WHAT IS BEING ASKED:
In the records below, take the lines from the one holding "y-axis: 0.0 1.0" through the one holding "data-point-marker <box>555 73 573 91</box>", inclusive, and write them out again with "Carbon Index" replaced by "Carbon Intensity". Leave everything else unchanged.

DATA SHOWN:
___

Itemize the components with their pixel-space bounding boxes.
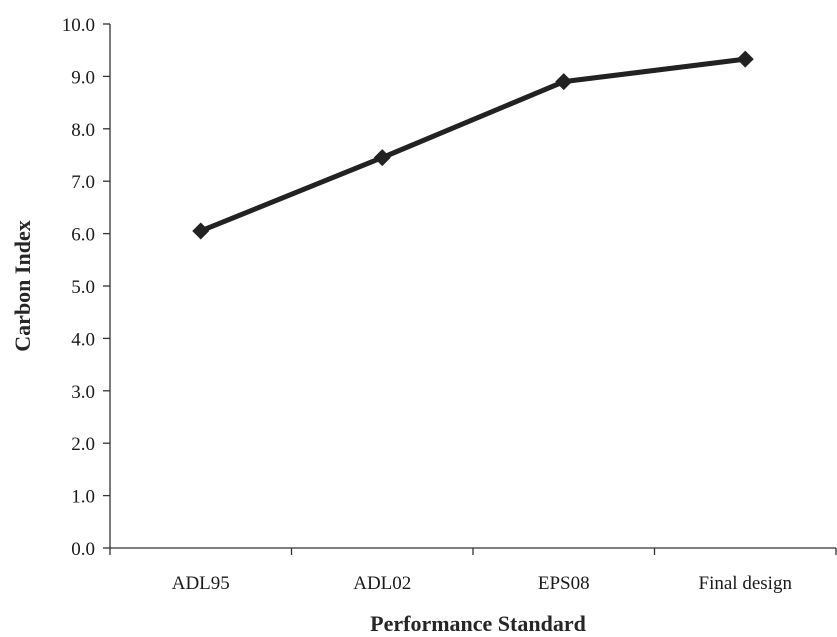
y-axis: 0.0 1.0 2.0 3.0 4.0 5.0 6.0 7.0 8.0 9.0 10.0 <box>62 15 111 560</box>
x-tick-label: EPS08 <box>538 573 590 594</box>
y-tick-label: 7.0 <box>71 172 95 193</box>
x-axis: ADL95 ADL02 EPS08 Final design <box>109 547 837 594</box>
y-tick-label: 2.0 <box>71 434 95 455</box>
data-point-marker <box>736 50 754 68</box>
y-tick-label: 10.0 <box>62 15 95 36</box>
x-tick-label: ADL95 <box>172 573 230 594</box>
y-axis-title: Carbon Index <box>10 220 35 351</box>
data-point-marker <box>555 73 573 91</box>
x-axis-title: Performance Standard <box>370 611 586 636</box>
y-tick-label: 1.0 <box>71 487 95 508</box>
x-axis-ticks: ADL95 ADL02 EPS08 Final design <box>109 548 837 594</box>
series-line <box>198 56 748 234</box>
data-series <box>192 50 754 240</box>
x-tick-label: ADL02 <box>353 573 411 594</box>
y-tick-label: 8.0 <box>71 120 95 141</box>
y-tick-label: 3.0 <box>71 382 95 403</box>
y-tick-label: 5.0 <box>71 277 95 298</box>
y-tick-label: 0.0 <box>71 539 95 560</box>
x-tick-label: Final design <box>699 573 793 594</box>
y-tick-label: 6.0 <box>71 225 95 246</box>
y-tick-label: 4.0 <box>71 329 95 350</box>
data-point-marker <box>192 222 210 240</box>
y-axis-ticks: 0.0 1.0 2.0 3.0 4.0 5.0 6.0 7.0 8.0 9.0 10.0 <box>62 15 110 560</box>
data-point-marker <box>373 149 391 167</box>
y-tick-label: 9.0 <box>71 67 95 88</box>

___

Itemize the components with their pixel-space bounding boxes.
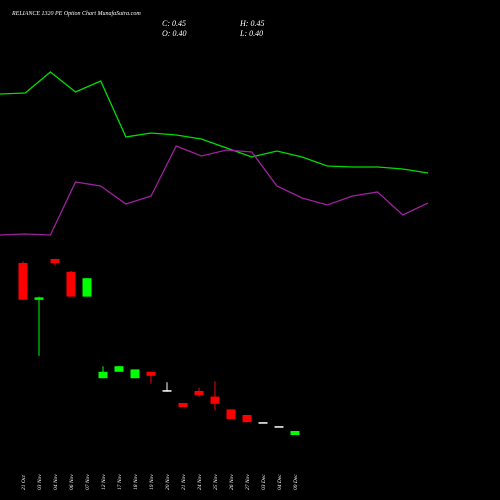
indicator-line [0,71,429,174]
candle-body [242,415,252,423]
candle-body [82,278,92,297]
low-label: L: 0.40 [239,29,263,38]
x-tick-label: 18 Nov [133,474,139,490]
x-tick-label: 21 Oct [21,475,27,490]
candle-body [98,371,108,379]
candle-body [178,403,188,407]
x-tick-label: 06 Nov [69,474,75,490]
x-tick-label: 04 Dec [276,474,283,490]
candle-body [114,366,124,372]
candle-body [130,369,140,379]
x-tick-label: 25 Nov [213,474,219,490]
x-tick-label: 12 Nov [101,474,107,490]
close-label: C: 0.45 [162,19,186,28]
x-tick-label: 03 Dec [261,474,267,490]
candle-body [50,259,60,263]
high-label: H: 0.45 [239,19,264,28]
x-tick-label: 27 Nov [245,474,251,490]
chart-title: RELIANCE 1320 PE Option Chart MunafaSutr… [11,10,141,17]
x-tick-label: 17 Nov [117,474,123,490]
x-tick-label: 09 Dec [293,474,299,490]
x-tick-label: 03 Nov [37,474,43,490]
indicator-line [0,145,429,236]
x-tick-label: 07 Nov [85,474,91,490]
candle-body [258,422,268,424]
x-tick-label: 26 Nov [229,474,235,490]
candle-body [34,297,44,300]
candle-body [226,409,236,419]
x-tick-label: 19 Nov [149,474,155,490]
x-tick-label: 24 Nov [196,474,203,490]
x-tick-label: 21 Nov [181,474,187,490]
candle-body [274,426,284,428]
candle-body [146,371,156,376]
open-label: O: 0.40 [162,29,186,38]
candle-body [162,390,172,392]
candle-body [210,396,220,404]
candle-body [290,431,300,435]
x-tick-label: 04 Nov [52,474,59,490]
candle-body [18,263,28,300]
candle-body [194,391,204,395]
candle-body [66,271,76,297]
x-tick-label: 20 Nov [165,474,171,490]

___

FINISHED EXERCISE:
y-axis: 0.0 1.0 2.0 3.0 4.0 5.0 6.0 7.0 8.0 9.0 10.0 <box>62 15 111 560</box>
x-tick-label: EPS08 <box>538 573 590 594</box>
y-tick-label: 7.0 <box>71 172 95 193</box>
x-axis: ADL95 ADL02 EPS08 Final design <box>109 547 837 594</box>
y-tick-label: 2.0 <box>71 434 95 455</box>
data-point-marker <box>736 50 754 68</box>
y-tick-label: 10.0 <box>62 15 95 36</box>
x-tick-label: ADL95 <box>172 573 230 594</box>
y-axis-title: Carbon Intensity <box>10 220 35 351</box>
data-point-marker <box>555 73 573 91</box>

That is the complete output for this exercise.